- Task details: Show every line in the records below that contains the word "lekualdatze".

- Material supplied:

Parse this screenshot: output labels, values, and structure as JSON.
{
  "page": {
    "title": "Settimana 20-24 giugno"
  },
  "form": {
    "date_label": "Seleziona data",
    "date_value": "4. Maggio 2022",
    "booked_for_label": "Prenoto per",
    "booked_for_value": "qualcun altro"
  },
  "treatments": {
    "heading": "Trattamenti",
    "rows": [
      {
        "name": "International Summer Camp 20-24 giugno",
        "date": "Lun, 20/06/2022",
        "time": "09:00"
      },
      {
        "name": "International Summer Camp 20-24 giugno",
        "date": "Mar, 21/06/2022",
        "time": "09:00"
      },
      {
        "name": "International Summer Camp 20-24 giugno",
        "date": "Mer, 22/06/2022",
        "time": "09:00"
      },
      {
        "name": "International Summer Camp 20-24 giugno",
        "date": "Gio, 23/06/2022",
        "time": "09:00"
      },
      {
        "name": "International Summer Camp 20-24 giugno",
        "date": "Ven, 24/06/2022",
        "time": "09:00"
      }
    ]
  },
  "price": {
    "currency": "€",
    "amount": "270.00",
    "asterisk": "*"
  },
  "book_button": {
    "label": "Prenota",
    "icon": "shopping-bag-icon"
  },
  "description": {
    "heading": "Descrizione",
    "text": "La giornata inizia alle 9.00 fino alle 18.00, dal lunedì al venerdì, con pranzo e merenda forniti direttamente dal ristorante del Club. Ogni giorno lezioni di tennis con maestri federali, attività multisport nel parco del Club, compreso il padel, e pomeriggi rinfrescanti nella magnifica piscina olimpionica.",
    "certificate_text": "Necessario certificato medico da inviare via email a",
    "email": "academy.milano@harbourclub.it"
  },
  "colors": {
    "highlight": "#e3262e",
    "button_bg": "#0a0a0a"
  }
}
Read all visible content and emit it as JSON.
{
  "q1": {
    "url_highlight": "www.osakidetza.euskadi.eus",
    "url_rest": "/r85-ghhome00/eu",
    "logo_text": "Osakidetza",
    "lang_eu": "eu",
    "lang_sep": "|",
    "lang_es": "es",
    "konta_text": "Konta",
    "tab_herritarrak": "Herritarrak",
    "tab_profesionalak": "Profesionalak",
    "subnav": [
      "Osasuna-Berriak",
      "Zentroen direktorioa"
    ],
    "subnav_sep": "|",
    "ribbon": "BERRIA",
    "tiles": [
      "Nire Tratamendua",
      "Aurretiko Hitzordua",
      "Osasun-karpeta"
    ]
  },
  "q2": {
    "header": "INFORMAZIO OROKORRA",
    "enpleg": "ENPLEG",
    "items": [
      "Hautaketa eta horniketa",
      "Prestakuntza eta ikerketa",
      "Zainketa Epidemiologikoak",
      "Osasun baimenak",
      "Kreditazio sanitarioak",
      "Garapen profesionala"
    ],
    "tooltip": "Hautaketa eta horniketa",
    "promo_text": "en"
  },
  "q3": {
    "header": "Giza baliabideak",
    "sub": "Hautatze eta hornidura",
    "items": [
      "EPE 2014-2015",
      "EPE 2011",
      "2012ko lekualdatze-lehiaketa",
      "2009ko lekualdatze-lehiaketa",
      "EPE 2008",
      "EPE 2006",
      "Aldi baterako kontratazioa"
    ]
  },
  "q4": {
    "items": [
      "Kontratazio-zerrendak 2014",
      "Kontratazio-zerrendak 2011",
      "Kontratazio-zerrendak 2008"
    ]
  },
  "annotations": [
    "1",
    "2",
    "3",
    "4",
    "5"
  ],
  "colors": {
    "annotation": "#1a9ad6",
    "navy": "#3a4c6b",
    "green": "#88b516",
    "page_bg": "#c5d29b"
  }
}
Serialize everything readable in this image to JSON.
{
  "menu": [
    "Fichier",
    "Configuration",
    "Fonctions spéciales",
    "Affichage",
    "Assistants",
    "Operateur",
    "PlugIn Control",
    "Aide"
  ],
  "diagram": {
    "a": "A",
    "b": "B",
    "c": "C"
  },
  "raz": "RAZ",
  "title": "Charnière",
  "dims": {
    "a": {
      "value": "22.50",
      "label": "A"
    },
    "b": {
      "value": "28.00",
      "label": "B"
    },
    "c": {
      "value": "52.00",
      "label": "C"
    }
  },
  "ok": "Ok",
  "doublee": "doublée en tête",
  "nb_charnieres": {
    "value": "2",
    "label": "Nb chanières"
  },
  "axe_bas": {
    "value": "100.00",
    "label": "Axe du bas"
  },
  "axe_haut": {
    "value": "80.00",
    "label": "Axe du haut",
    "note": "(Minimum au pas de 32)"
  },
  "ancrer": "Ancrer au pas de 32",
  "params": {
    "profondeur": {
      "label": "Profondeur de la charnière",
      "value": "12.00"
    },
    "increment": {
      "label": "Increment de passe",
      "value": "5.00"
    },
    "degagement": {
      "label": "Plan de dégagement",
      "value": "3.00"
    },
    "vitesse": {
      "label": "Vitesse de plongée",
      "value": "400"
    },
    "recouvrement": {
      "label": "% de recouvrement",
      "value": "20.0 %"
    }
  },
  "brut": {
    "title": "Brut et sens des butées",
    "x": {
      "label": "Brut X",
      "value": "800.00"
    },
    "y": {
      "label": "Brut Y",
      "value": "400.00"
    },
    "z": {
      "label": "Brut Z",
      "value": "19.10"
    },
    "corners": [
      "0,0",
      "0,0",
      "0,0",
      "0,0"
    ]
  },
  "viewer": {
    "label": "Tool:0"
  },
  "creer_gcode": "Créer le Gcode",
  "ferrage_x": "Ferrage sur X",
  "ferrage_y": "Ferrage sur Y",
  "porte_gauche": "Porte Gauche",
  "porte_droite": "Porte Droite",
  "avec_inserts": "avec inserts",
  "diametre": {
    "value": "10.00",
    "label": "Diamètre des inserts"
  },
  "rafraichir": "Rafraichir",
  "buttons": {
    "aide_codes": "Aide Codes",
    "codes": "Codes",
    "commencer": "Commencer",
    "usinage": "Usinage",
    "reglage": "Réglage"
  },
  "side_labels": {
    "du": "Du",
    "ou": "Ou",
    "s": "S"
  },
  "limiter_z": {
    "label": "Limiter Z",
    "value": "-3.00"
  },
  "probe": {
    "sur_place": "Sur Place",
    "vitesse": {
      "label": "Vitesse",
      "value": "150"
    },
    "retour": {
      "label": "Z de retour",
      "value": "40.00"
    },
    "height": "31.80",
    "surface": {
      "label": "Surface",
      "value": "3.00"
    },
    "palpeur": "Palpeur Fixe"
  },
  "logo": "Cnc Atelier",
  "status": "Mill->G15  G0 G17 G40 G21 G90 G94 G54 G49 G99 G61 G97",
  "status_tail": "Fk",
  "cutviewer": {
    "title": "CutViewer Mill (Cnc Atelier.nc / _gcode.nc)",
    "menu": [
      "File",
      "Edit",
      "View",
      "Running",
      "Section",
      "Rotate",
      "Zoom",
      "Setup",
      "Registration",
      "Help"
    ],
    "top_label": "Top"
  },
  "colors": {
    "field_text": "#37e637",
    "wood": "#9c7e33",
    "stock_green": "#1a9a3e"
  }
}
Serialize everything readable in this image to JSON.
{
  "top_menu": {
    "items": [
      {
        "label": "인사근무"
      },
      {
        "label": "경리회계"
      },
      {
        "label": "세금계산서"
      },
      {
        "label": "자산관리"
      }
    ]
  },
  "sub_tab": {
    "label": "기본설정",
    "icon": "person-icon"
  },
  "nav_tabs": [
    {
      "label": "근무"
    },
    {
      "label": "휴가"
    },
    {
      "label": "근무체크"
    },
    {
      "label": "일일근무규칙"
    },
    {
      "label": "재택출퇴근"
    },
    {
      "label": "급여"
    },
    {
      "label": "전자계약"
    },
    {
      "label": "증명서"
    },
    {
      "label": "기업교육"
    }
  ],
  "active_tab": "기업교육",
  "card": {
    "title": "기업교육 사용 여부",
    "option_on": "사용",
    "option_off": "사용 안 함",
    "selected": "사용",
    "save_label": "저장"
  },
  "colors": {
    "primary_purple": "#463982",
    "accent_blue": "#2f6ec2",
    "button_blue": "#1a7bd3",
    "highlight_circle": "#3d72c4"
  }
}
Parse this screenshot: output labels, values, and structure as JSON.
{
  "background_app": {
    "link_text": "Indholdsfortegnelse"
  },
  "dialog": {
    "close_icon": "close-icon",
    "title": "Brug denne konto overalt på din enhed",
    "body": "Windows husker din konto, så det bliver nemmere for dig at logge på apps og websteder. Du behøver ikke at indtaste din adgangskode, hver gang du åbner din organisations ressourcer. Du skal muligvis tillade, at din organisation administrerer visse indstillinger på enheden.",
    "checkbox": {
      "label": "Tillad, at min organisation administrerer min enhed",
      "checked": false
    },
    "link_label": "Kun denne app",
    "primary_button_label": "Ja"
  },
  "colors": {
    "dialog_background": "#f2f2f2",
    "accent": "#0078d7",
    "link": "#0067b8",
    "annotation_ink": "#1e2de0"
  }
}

- Written solution:
      "2012ko lekualdatze-lehiaketa",
      "2009ko lekualdatze-lehiaketa",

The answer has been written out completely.